■ Goal:
Lift out all lines below that contain "type".

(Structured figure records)

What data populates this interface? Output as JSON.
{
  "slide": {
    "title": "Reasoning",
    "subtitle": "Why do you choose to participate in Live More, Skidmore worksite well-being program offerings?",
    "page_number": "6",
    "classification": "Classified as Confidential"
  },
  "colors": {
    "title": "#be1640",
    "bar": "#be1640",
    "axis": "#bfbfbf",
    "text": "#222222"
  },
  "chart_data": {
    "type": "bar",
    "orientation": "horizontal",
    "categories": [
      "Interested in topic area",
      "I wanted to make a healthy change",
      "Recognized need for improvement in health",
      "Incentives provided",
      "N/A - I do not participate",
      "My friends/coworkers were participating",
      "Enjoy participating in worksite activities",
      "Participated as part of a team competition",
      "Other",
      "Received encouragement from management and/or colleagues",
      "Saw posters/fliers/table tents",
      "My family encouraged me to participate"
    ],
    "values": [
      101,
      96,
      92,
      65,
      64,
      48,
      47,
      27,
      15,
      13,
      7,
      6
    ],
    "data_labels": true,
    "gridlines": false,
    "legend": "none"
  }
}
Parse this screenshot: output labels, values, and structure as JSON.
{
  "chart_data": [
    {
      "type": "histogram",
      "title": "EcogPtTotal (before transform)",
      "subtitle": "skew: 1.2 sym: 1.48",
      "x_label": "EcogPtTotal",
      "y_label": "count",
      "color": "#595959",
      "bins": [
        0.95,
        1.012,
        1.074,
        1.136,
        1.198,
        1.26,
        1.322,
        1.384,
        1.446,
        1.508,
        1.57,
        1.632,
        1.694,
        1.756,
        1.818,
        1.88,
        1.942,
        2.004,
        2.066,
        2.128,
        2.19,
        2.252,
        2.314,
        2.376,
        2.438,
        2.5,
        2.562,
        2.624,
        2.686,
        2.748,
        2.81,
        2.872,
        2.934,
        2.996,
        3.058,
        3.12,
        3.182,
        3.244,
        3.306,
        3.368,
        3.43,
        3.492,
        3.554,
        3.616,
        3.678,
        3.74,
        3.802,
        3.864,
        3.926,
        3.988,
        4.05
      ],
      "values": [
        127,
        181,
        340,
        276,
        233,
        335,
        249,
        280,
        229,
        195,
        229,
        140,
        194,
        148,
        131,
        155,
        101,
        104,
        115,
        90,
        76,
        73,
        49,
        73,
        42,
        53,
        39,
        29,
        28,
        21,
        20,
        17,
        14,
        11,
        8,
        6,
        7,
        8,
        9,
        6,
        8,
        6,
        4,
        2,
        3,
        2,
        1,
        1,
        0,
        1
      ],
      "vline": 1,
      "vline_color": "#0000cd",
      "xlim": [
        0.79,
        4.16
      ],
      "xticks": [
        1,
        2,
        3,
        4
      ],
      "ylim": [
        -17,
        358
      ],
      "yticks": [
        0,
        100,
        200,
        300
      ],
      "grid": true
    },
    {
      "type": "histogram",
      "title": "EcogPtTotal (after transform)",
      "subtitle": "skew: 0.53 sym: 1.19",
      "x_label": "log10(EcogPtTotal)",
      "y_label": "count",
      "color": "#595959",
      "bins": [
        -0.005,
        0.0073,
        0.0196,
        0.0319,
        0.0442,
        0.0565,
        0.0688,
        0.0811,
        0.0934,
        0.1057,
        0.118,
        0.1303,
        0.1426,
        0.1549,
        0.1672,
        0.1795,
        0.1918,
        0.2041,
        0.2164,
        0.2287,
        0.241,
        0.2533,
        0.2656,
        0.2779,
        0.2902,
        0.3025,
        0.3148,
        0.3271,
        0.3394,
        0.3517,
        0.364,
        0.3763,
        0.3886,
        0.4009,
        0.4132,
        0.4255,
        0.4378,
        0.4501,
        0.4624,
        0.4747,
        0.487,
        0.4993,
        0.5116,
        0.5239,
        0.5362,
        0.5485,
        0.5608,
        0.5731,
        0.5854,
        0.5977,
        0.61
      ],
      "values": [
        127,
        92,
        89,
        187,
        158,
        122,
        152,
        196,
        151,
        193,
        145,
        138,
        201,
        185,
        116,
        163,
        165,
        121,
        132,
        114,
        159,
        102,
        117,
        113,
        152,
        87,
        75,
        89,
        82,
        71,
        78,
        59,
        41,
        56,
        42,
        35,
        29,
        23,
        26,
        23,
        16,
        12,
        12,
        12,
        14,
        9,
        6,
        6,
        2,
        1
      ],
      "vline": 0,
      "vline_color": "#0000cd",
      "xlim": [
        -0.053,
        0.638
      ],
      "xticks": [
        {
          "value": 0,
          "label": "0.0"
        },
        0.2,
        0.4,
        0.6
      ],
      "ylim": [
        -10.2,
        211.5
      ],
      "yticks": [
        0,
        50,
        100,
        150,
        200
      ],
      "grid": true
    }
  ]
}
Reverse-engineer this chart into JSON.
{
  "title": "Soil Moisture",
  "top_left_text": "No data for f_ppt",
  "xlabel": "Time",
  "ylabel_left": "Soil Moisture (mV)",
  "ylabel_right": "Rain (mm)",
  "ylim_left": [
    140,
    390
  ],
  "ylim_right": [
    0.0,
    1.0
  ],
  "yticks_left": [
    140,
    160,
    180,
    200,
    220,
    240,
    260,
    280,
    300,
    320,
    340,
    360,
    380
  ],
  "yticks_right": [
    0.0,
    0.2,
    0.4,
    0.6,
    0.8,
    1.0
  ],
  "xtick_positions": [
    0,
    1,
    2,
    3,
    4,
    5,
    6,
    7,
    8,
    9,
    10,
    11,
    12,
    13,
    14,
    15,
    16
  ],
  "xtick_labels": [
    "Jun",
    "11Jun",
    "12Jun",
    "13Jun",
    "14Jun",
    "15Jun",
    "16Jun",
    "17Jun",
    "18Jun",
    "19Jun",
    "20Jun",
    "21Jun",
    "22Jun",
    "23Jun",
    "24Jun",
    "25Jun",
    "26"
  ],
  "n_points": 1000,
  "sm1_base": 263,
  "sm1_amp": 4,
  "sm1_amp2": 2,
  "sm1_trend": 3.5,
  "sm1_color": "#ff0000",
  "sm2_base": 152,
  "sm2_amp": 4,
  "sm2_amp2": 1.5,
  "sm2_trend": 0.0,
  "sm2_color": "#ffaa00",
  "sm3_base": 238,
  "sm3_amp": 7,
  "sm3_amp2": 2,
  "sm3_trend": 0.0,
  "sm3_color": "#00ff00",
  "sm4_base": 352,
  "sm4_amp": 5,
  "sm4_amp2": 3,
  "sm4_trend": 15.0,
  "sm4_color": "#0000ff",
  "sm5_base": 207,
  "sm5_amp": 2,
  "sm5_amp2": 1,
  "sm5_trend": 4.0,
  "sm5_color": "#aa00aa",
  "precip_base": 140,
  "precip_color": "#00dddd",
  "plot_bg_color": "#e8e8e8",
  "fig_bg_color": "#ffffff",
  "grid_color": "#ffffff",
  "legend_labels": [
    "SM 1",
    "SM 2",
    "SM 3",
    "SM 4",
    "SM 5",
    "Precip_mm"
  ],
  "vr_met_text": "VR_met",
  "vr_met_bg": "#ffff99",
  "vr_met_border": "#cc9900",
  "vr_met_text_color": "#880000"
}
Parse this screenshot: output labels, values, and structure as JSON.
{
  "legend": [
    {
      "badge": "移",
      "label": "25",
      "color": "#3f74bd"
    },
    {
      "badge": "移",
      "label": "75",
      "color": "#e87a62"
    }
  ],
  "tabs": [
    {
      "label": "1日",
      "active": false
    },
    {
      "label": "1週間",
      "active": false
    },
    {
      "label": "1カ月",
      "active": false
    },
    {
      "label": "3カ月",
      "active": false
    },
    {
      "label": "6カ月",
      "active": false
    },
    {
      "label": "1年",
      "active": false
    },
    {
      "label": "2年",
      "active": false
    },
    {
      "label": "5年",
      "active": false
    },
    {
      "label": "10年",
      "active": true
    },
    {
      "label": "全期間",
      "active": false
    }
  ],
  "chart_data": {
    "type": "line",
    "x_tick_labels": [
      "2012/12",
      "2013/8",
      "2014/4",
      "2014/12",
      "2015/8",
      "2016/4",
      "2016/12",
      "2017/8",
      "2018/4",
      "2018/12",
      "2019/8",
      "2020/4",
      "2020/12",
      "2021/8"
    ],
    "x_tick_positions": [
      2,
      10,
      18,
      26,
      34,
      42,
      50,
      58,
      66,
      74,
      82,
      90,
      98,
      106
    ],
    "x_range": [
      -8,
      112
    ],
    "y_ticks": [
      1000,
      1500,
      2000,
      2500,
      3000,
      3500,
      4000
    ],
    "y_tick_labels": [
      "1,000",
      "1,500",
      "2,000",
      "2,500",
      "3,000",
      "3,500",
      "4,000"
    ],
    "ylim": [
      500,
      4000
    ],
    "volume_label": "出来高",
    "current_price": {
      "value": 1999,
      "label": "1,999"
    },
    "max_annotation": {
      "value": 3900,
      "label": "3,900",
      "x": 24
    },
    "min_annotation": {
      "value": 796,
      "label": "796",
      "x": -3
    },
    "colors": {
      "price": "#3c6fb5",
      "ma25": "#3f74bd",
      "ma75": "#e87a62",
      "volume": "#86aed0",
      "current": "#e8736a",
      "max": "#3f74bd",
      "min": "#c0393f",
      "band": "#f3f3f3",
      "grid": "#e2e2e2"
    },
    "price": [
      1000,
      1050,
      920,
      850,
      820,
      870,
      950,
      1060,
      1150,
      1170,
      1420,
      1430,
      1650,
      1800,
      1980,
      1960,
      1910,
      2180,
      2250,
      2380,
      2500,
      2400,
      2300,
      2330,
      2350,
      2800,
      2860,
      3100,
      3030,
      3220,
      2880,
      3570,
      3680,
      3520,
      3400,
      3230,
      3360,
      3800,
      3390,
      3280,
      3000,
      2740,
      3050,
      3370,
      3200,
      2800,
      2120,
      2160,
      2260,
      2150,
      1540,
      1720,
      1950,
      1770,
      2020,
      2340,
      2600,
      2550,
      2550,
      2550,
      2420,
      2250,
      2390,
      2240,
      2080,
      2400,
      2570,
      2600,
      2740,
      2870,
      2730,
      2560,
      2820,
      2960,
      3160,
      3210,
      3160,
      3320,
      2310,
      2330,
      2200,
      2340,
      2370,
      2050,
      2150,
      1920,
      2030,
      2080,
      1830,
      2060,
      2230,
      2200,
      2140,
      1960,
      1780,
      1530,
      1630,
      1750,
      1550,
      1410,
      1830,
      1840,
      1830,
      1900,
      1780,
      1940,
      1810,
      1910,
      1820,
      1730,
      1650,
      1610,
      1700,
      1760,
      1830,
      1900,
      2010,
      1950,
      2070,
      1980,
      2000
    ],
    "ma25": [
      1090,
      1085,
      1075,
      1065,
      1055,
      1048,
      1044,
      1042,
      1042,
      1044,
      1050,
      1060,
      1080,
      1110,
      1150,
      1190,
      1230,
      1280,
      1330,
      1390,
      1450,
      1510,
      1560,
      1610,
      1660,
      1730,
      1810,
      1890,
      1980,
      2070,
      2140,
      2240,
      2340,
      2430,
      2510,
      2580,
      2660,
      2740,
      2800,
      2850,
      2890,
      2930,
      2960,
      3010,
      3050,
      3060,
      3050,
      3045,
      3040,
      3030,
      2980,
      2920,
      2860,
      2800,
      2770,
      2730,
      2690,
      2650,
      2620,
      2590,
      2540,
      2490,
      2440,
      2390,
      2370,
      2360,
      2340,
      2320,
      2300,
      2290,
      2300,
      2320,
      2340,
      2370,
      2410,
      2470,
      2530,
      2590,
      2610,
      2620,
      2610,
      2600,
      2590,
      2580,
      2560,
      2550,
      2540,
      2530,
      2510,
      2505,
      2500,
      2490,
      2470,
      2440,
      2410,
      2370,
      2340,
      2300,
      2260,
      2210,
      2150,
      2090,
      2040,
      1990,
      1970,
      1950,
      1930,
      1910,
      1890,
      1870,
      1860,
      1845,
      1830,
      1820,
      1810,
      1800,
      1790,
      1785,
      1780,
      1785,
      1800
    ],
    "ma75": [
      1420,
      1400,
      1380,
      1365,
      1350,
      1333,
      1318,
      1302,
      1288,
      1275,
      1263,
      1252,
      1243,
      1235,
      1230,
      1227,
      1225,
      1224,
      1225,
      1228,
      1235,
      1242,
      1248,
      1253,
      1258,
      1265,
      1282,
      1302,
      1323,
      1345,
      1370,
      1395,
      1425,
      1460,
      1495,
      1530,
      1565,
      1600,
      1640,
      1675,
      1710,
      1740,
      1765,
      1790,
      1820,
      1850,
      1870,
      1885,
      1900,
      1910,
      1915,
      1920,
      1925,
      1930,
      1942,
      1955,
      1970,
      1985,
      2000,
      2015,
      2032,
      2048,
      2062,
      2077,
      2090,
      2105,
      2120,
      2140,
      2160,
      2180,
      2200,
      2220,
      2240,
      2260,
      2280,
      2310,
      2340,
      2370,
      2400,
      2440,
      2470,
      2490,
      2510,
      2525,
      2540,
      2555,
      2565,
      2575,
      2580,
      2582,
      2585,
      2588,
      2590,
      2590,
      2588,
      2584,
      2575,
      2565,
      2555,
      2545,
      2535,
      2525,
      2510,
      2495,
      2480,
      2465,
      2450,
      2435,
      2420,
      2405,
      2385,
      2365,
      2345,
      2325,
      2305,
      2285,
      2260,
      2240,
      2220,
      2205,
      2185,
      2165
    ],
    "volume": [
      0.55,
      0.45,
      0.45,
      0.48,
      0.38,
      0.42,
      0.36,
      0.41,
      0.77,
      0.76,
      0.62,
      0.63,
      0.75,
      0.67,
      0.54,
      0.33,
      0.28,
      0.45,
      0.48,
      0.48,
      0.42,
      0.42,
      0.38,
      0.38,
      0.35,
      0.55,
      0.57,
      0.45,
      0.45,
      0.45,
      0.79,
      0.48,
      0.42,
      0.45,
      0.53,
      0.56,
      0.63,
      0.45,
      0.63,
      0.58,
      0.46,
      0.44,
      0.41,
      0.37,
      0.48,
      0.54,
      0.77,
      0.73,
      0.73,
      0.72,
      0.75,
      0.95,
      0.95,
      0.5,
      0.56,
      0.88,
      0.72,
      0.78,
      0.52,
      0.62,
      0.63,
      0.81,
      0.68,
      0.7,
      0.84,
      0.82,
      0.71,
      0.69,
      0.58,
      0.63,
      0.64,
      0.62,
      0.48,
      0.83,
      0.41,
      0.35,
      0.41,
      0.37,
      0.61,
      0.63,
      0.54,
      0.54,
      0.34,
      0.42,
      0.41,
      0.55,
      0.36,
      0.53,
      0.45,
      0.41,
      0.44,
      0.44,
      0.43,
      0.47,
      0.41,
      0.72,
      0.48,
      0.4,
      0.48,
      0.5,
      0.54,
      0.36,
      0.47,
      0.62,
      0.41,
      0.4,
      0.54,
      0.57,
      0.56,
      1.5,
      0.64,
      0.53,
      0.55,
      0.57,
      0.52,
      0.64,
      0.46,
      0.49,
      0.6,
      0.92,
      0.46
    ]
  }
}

■ Exercise solution:
    "type": "bar",
      "type": "histogram",
      "type": "histogram",
    "type": "line",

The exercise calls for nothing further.